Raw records
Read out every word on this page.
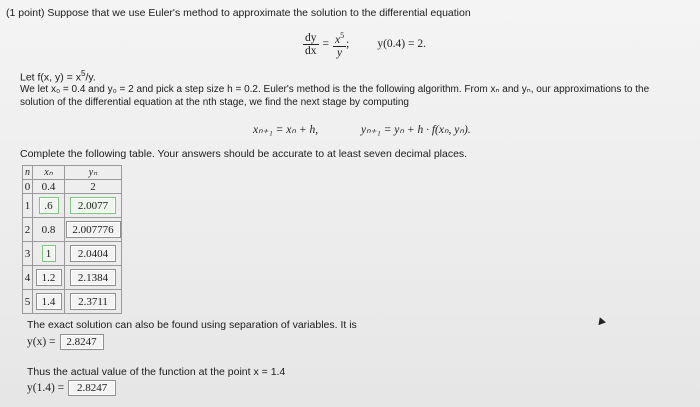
(1 point) Suppose that we use Euler's method to approximate the solution to the differential equation
$\frac{dy}{dx} = \frac{x^5}{y}$ ; y(0.4) = 2.
Let f(x, $y) = x^5/y$.
We let x₀ = 0.4 and y₀ = 2 and pick a step size h = 0.2. Euler's method is the the following algorithm. From xₙ and yₙ, our approximations to the
solution of the differential equation at the nth stage, we find the next stage by computing
xₙ₊₁ = xₙ + h,	yₙ₊₁ = yₙ + h · f(xₙ, yₙ).
Complete the following table. Your answers should be accurate to at least seven decimal places.
n	xₙ	yₙ
0	0.4	2
1	.6	2.0077
2	0.8	2.007776
3	1	2.0404
4	1.2	2.1384
5	1.4	2.3711
The exact solution can also be found using separation of variables. It is
y(x) = 2.8247
Thus the actual value of the function at the point x = 1.4
y(1.4) =	2.8247
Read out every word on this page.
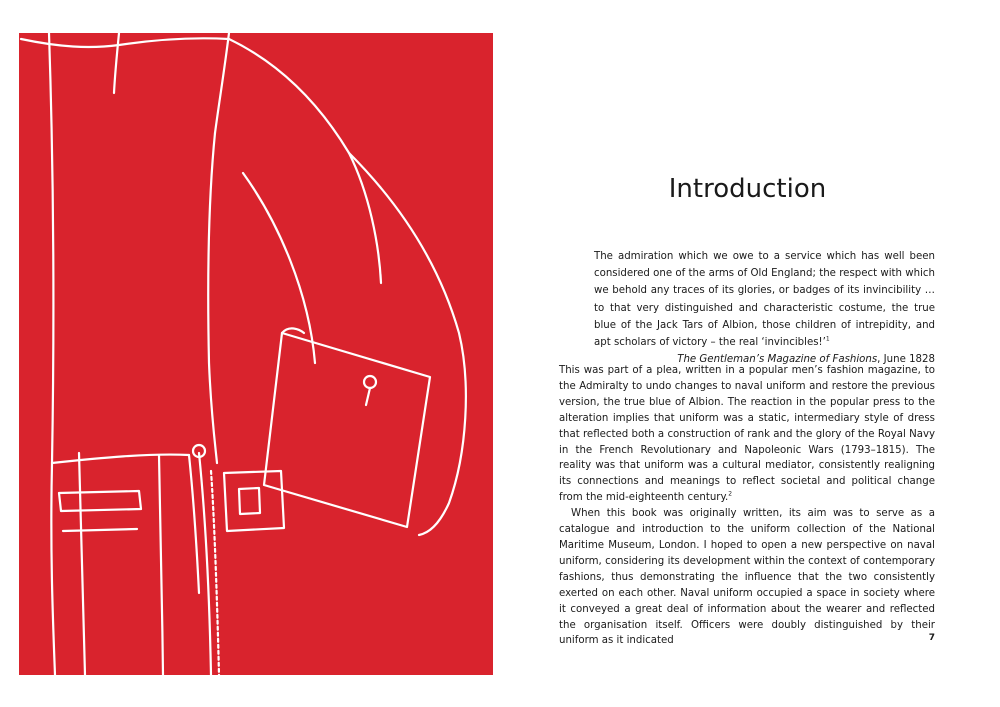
Introduction

The admiration which we owe to a service which has well been considered one of the arms of Old England; the respect with which we behold any traces of its glories, or badges of its invincibility … to that very distinguished and characteristic costume, the true blue of the Jack Tars of Albion, those children of intrepidity, and apt scholars of victory – the real ‘invincibles!’$^1$

The Gentleman’s Magazine of Fashions, June 1828

This was part of a plea, written in a popular men’s fashion magazine, to the Admiralty to undo changes to naval uniform and restore the previous version, the true blue of Albion. The reaction in the popular press to the alteration implies that uniform was a static, intermediary style of dress that reflected both a construction of rank and the glory of the Royal Navy in the French Revolutionary and Napoleonic Wars (1793–1815). The reality was that uniform was a cultural mediator, consistently realigning its connections and meanings to reflect societal and political change from the mid-eighteenth century.$^2$

When this book was originally written, its aim was to serve as a catalogue and introduction to the uniform collection of the National Maritime Museum, London. I hoped to open a new perspective on naval uniform, considering its development within the context of contemporary fashions, thus demonstrating the influence that the two consistently exerted on each other. Naval uniform occupied a space in society where it conveyed a great deal of information about the wearer and reflected the organisation itself. Officers were doubly distinguished by their uniform as it indicated	7
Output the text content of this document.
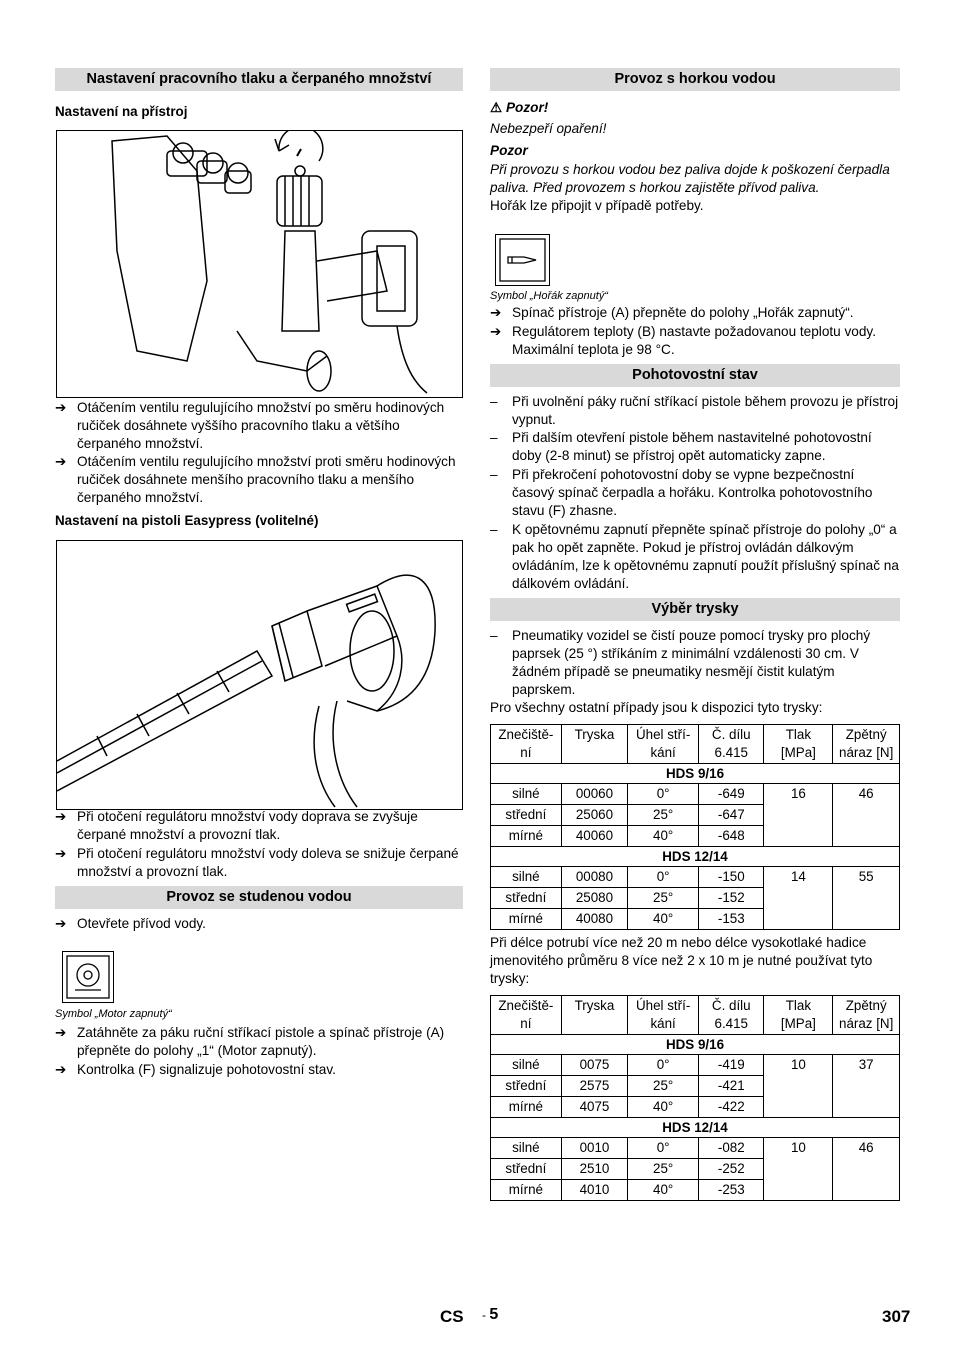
Nastavení pracovního tlaku a čerpaného množství
Nastavení na přístroj
➔ Otáčením ventilu regulujícího množství po směru hodinových ručiček dosáhnete vyššího pracovního tlaku a většího čerpaného množství.
➔ Otáčením ventilu regulujícího množství proti směru hodinových ručiček dosáhnete menšího pracovního tlaku a menšího čerpaného množství.
Nastavení na pistoli Easypress (volitelné)
➔ Při otočení regulátoru množství vody doprava se zvyšuje čerpané množství a provozní tlak.
➔ Při otočení regulátoru množství vody doleva se snižuje čerpané množství a provozní tlak.
Provoz se studenou vodou
➔ Otevřete přívod vody.
Symbol „Motor zapnutý“
➔ Zatáhněte za páku ruční stříkací pistole a spínač přístroje (A) přepněte do polohy „1“ (Motor zapnutý).
➔ Kontrolka (F) signalizuje pohotovostní stav.
Provoz s horkou vodou
⚠ Pozor!
Nebezpeří opaření!
Pozor
Při provozu s horkou vodou bez paliva dojde k poškození čerpadla paliva. Před provozem s horkou zajistěte přívod paliva.
Hořák lze připojit v případě potřeby.
Symbol „Hořák zapnutý“
➔ Spínač přístroje (A) přepněte do polohy „Hořák zapnutý“.
➔ Regulátorem teploty (B) nastavte požadovanou teplotu vody. Maximální teplota je 98 °C.
Pohotovostní stav
– Při uvolnění páky ruční stříkací pistole během provozu je přístroj vypnut.
– Při dalším otevření pistole během nastavitelné pohotovostní doby (2-8 minut) se přístroj opět automaticky zapne.
– Při překročení pohotovostní doby se vypne bezpečnostní časový spínač čerpadla a hořáku. Kontrolka pohotovostního stavu (F) zhasne.
– K opětovnému zapnutí přepněte spínač přístroje do polohy „0“ a pak ho opět zapněte. Pokud je přístroj ovládán dálkovým ovládáním, lze k opětovnému zapnutí použít příslušný spínač na dálkovém ovládání.
Výběr trysky
– Pneumatiky vozidel se čistí pouze pomocí trysky pro plochý paprsek (25 °) stříkáním z minimální vzdálenosti 30 cm. V žádném případě se pneumatiky nesmějí čistit kulatým paprskem.
Pro všechny ostatní případy jsou k dispozici tyto trysky:
Znečiště-ní	Tryska	Úhel stří-kání	Č. dílu 6.415	Tlak [MPa]	Zpětný náraz [N]
HDS 9/16					
silné	00060	0°	-649	16	46
střední	25060	25°	-647		
mírné	40060	40°	-648		
HDS 12/14					
silné	00080	0°	-150	14	55
střední	25080	25°	-152		
mírné	40080	40°	-153		
Při délce potrubí více než 20 m nebo délce vysokotlaké hadice jmenovitého průměru 8 více než 2 x 10 m je nutné používat tyto trysky:
Znečiště-ní	Tryska	Úhel stří-kání	Č. dílu 6.415	Tlak [MPa]	Zpětný náraz [N]
HDS 9/16					
silné	0075	0°	-419	10	37
střední	2575	25°	-421		
mírné	4075	40°	-422		
HDS 12/14					
silné	0010	0°	-082	10	46
střední	2510	25°	-252		
mírné	4010	40°	-253		
CS - 5	307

Written instruction:
Pick out the lines containing the string "ventilu".

Response for this exercise:
➔ Otáčením ventilu regulujícího množství po směru hodinových ručiček dosáhnete vyššího pracovního tlaku a většího čerpaného množství.
➔ Otáčením ventilu regulujícího množství proti směru hodinových ručiček dosáhnete menšího pracovního tlaku a menšího čerpaného množství.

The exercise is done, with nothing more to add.